◆ The problem
Return all the data below as it stands, minus the pictures.
═══ Data for processing
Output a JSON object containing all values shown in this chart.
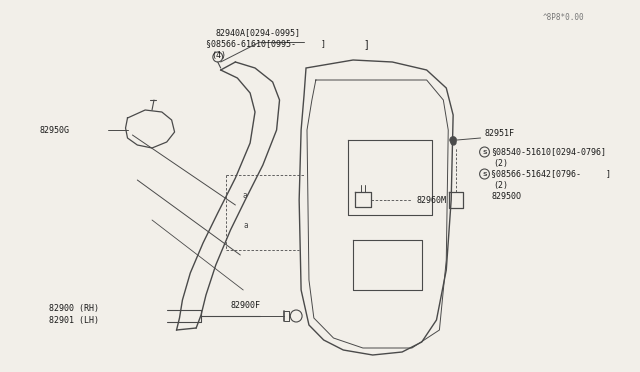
{
  "bg_color": "#f2efe9",
  "line_color": "#4a4a4a",
  "text_color": "#1a1a1a",
  "watermark": "^8P8*0.00",
  "labels": {
    "82940A": {
      "text": "82940A[0294-0995]"
    },
    "08566_top": {
      "text": "§08566-61610[0995-     ]"
    },
    "4": {
      "text": "(4)"
    },
    "82950G": {
      "text": "82950G"
    },
    "82960M": {
      "text": "82960M"
    },
    "82900_RH": {
      "text": "82900 (RH)"
    },
    "82901_LH": {
      "text": "82901 (LH)"
    },
    "82900F": {
      "text": "82900F"
    },
    "82951F": {
      "text": "82951F"
    },
    "08540": {
      "text": "§08540-51610[0294-0796]"
    },
    "2_1": {
      "text": "(2)"
    },
    "08566_bot": {
      "text": "§08566-51642[0796-     ]"
    },
    "2_2": {
      "text": "(2)"
    },
    "82950O": {
      "text": "82950O"
    }
  }
}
══════
◆ Written response
Output a JSON object containing all values shown in this chart.
{
  "bg_color": "#f2efe9",
  "line_color": "#4a4a4a",
  "text_color": "#1a1a1a",
  "watermark": "^8P8*0.00",
  "labels": {
    "82940A": {
      "text": "82940A[0294-0995]"
    },
    "08566_top": {
      "text": "§08566-61610[0995-     ]"
    },
    "4": {
      "text": "(4)"
    },
    "82950G": {
      "text": "82950G"
    },
    "82960M": {
      "text": "82960M"
    },
    "82900_RH": {
      "text": "82900 (RH)"
    },
    "82901_LH": {
      "text": "82901 (LH)"
    },
    "82900F": {
      "text": "82900F"
    },
    "82951F": {
      "text": "82951F"
    },
    "08540": {
      "text": "§08540-51610[0294-0796]"
    },
    "2_1": {
      "text": "(2)"
    },
    "08566_bot": {
      "text": "§08566-51642[0796-     ]"
    },
    "2_2": {
      "text": "(2)"
    },
    "82950O": {
      "text": "82950O"
    }
  }
}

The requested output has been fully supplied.